- WRITTEN EXERCISE:
Find the lines holding the word "необходимо" and collect them.

- EXTRACTED MATERIAL:
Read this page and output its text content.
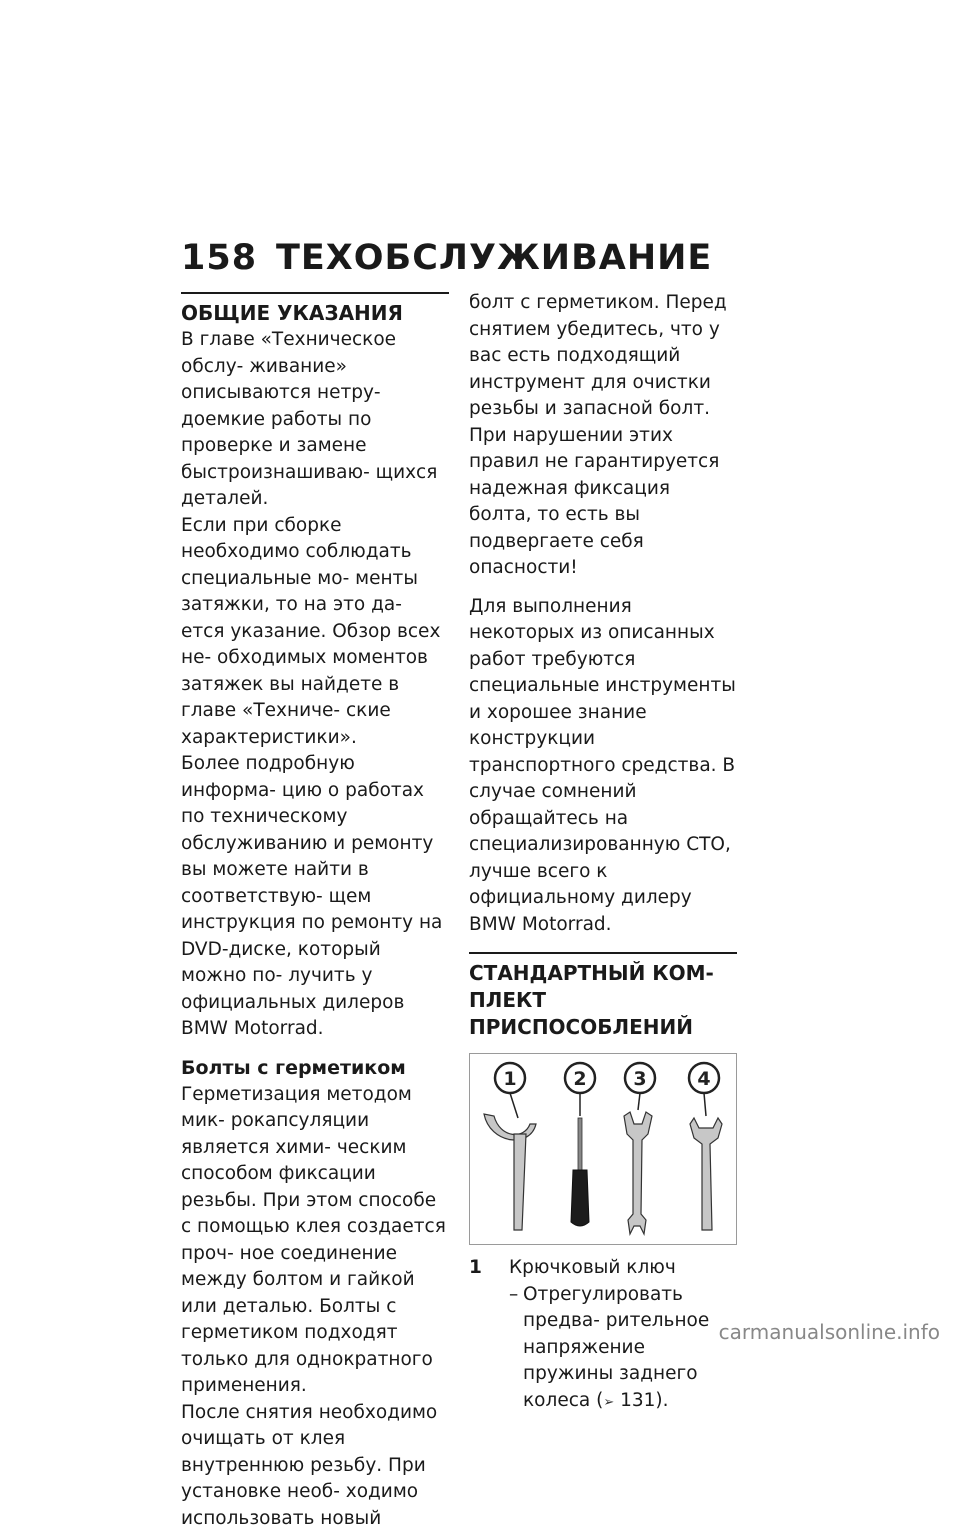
158 ТЕХОБСЛУЖИВАНИЕ
ОБЩИЕ УКАЗАНИЯ

В главе «Техническое обслу- живание» описываются нетру- доемкие работы по проверке и замене быстроизнашиваю- щихся деталей.

Если при сборке необходимо соблюдать специальные мо- менты затяжки, то на это да- ется указание. Обзор всех не- обходимых моментов затяжек вы найдете в главе «Техниче- ские характеристики».

Более подробную информа- цию о работах по техническому обслуживанию и ремонту вы можете найти в соответствую- щем инструкция по ремонту на DVD-диске, который можно по- лучить у официальных дилеров BMW Motorrad.

Болты с герметиком

Герметизация методом мик- рокапсуляции является хими- ческим способом фиксации резьбы. При этом способе с помощью клея создается проч- ное соединение между болтом и гайкой или деталью. Болты с герметиком подходят только для однократного применения.

После снятия необходимо очищать от клея внутреннюю резьбу. При установке необ- ходимо использовать новый

болт с герметиком. Перед снятием убедитесь, что у вас есть подходящий инструмент для очистки резьбы и запасной болт. При нарушении этих правил не гарантируется надежная фиксация болта, то есть вы подвергаете себя опасности!

Для выполнения некоторых из описанных работ требуются специальные инструменты и хорошее знание конструкции транспортного средства. В случае сомнений обращайтесь на специализированную СТО, лучше всего к официальному дилеру BMW Motorrad.

СТАНДАРТНЫЙ КОМ- ПЛЕКТ ПРИСПОСОБЛЕНИЙ
1	2 3	4
1	Крючковый ключ
– Отрегулировать предва- рительное напряжение пружины заднего колеса (➢ 131).
carmanualsonline.info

- REPLY:
Если при сборке необходимо соблюдать специальные мо- менты затяжки, то на это да- ется указание. Обзор всех не- обходимых моментов затяжек вы найдете в главе «Техниче- ские характеристики».
После снятия необходимо очищать от клея внутреннюю резьбу. При установке необ- ходимо использовать новый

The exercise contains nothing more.